[Dataset entries on figures]
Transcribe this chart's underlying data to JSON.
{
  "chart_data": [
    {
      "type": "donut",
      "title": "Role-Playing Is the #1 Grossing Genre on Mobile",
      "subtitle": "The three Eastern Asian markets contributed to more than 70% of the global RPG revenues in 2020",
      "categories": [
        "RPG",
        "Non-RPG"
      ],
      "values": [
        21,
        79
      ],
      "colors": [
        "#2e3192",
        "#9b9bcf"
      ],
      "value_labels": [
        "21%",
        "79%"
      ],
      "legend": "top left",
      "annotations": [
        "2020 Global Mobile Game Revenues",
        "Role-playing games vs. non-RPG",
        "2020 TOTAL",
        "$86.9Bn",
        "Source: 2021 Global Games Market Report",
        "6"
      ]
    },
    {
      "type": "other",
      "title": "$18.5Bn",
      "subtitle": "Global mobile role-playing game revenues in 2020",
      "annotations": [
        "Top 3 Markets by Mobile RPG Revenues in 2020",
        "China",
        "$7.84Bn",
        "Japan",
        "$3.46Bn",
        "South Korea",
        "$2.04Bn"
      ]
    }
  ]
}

_What is required:_
Copy out each line exactly as written.

_Task response:_
Transcribe this chart's underlying data to JSON.
{
  "chart_data": [
    {
      "type": "donut",
      "title": "Role-Playing Is the #1 Grossing Genre on Mobile",
      "subtitle": "The three Eastern Asian markets contributed to more than 70% of the global RPG revenues in 2020",
      "categories": [
        "RPG",
        "Non-RPG"
      ],
      "values": [
        21,
        79
      ],
      "colors": [
        "#2e3192",
        "#9b9bcf"
      ],
      "value_labels": [
        "21%",
        "79%"
      ],
      "legend": "top left",
      "annotations": [
        "2020 Global Mobile Game Revenues",
        "Role-playing games vs. non-RPG",
        "2020 TOTAL",
        "$86.9Bn",
        "Source: 2021 Global Games Market Report",
        "6"
      ]
    },
    {
      "type": "other",
      "title": "$18.5Bn",
      "subtitle": "Global mobile role-playing game revenues in 2020",
      "annotations": [
        "Top 3 Markets by Mobile RPG Revenues in 2020",
        "China",
        "$7.84Bn",
        "Japan",
        "$3.46Bn",
        "South Korea",
        "$2.04Bn"
      ]
    }
  ]
}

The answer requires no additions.